▸ WHAT YOU ARE ASKED TO DO
Reproduce everything in the Cobalt protocol buffer file from "package cobalt;" down to "of value buckets.", keeping every character as it appears.

*** Opening of PROVIDED TEXT ***

// Copyright 2016 The Fuchsia Authors
//
// Licensed under the Apache License, Version 2.0 (the "License");
// you may not use this file except in compliance with the License.
// You may obtain a copy of the License at
//
//    http://www.apache.org/licenses/LICENSE-2.0
//
// Unless required by applicable law or agreed to in writing, software
// distributed under the License is distributed on an "AS IS" BASIS,
// WITHOUT WARRANTIES OR CONDITIONS OF ANY KIND, either express or implied.
// See the License for the specific language governing permissions and
// limitations under the License.
syntax = "proto3";

package cobalt;

option go_package = "cobalt";

import "encrypted_message.proto";

///////////////////////////////////////////////////////////////
// Messages created in the Encoder and consumed in the Analyzer
///////////////////////////////////////////////////////////////

// A distribution over an indexed set of value buckets.
// The definition of the buckets is specified elsewhere.
message BucketDistribution {
  // |counts| maps buckets to counts for those buckets. The key is the bucket
  // index. The value is the count.
  map<uint32, uint64> counts = 1;
};

// A client-given value of a |MetricPart| to be encoded and collected by Cobalt.

*** Close of PROVIDED TEXT ***
*** Opening of INFORMATION SUPPLIED ***

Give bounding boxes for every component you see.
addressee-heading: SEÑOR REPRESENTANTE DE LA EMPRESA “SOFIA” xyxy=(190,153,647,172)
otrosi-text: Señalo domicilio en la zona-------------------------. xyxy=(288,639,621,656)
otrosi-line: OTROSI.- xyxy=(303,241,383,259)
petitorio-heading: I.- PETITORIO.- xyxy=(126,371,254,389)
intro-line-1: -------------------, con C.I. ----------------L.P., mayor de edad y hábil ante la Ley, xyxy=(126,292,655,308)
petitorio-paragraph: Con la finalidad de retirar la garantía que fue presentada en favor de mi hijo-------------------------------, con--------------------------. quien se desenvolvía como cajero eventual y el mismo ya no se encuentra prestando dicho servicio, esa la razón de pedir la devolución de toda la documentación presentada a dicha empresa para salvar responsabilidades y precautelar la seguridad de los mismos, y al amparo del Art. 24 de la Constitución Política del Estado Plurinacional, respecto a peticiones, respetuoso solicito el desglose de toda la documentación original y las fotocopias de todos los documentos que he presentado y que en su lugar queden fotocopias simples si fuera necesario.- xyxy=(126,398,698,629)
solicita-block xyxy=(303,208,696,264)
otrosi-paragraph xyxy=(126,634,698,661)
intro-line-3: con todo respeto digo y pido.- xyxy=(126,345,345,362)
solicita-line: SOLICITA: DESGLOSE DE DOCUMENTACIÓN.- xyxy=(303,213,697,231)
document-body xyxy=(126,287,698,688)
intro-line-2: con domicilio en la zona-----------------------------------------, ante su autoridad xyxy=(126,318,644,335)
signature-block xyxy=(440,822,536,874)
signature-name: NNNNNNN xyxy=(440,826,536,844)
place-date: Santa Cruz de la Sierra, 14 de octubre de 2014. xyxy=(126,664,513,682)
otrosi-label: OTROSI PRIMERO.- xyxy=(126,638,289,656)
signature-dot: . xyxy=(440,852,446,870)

*** Close of INFORMATION SUPPLIED ***

▸ RESULT
package cobalt;

option go_package = "cobalt";

import "encrypted_message.proto";

///////////////////////////////////////////////////////////////
// Messages created in the Encoder and consumed in the Analyzer
///////////////////////////////////////////////////////////////

// A distribution over an indexed set of value buckets.